Work instructions: In the entries below, find the lines with the word "Lista" and copy them.

Data items

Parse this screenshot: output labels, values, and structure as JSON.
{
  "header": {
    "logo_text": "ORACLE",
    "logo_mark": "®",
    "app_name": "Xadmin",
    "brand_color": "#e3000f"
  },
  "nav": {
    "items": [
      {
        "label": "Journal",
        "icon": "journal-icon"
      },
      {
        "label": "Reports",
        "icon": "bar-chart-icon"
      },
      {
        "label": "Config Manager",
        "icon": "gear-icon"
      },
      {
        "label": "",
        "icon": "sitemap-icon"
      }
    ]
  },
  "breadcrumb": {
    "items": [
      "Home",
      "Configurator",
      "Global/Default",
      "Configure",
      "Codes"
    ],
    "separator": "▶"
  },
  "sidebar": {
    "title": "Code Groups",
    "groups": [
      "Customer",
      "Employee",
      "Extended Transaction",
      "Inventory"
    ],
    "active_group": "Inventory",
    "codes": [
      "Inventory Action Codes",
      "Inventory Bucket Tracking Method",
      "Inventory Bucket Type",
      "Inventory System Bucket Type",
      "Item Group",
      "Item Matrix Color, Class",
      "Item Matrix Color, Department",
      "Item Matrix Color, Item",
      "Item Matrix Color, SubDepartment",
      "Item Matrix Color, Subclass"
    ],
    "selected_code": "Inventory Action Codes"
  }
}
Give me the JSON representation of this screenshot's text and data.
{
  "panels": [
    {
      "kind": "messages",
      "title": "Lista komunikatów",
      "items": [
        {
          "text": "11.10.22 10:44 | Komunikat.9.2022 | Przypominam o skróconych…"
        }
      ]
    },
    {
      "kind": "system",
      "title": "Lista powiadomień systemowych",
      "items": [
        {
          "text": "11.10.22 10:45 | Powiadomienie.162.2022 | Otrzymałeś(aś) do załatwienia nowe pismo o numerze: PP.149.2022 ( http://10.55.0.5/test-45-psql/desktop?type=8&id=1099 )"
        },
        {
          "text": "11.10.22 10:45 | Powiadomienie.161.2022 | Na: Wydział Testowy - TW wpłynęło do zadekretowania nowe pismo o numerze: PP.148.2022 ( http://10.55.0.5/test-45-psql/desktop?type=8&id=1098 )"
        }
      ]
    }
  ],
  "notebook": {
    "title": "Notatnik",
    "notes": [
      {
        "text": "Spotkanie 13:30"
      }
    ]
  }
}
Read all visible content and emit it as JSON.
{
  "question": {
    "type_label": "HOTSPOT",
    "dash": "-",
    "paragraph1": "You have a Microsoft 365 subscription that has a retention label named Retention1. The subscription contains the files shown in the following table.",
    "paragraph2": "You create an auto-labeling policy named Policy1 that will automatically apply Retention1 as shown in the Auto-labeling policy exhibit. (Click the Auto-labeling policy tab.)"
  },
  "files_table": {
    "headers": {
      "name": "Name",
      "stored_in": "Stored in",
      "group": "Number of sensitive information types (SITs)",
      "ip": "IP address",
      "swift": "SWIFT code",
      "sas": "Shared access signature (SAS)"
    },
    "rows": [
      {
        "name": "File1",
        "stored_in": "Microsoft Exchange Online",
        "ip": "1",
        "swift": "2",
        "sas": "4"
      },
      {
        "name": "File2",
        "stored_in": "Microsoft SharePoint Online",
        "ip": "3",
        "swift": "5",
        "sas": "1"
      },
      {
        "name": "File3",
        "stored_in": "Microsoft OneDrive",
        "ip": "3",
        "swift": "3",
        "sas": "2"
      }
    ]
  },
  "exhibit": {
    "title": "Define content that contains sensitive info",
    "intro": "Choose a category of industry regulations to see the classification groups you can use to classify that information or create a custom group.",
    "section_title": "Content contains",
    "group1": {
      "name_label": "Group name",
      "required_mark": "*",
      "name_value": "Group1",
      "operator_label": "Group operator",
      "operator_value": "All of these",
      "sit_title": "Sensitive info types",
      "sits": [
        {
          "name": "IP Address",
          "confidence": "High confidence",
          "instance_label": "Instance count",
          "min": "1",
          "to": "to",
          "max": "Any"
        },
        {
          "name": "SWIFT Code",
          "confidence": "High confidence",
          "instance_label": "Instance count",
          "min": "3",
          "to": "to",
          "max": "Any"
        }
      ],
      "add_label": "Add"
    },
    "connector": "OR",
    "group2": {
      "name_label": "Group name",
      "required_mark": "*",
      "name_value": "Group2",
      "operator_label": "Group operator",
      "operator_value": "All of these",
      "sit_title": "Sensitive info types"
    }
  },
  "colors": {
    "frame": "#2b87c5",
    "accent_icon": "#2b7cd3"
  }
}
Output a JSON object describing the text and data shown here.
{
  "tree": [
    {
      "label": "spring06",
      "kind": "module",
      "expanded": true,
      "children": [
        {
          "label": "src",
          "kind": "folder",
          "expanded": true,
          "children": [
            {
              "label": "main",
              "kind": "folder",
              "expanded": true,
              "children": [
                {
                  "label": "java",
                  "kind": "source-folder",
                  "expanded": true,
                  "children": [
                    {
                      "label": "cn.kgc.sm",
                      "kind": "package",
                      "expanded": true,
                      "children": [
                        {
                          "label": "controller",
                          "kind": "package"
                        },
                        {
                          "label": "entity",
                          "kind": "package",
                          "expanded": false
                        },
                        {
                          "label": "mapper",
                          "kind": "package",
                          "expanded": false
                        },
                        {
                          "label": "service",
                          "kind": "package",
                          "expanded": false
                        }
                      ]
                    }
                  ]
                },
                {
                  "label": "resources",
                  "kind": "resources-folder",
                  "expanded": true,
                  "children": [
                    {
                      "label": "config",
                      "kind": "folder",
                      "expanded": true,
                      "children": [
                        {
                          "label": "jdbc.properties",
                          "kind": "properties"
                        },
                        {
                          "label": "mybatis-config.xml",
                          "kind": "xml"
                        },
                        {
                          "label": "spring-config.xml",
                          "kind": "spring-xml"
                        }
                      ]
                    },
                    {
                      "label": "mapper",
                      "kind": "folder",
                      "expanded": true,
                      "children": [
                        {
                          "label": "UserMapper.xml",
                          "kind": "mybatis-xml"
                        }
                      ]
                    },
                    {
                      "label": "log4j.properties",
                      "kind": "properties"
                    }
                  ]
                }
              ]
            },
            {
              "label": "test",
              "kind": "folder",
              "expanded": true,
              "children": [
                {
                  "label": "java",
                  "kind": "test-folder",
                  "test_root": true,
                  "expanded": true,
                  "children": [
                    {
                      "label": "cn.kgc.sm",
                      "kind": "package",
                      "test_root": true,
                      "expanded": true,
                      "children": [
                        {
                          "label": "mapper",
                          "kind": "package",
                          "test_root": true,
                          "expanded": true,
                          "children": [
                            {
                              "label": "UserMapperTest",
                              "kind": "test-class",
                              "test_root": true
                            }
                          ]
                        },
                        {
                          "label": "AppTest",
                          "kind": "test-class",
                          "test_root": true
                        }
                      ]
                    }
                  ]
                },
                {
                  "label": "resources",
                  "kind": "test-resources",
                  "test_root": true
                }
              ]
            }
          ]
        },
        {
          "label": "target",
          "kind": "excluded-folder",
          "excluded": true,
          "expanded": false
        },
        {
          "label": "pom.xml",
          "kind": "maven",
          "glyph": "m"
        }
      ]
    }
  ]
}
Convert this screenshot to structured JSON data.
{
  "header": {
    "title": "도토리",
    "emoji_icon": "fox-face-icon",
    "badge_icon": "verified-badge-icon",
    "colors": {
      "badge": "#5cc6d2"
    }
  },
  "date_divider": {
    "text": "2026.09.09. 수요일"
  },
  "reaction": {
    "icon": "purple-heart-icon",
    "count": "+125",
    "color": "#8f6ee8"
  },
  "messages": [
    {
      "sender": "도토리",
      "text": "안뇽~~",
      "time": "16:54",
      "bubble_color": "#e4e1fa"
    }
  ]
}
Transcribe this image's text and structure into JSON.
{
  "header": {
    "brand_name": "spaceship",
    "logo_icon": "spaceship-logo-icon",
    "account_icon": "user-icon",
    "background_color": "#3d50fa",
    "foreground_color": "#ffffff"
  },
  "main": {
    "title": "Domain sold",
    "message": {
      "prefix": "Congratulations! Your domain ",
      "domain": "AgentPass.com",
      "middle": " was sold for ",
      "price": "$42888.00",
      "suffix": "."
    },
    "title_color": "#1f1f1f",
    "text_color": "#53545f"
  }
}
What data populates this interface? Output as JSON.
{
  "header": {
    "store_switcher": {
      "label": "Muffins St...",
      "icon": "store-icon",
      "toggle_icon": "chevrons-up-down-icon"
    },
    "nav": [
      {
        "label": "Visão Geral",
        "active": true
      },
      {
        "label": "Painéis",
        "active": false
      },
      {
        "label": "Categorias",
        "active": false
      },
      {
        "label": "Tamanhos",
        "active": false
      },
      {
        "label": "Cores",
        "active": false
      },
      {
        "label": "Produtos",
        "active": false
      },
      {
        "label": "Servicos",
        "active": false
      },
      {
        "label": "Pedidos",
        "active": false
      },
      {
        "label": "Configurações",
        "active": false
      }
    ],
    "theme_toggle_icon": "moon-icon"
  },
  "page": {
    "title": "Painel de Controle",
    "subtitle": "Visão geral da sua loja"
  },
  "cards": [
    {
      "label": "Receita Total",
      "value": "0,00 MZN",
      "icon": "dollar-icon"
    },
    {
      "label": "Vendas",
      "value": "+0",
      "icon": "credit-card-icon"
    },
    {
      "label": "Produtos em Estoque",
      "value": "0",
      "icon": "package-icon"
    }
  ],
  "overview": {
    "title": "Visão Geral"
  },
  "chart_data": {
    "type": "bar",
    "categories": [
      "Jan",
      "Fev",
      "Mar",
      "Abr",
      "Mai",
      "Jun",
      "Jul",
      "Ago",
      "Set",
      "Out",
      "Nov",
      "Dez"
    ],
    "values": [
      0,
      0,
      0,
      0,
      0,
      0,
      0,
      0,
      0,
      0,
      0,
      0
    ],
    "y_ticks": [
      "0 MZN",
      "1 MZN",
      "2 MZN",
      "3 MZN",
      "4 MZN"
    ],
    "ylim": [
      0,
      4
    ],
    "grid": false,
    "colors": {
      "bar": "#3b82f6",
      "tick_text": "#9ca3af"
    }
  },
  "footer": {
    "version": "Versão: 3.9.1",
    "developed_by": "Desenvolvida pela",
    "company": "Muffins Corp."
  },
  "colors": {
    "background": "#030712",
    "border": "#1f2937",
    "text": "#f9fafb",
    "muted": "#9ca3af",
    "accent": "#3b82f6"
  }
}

Reply to the task:
      "title": "Lista komunikatów",
      "title": "Lista powiadomień systemowych",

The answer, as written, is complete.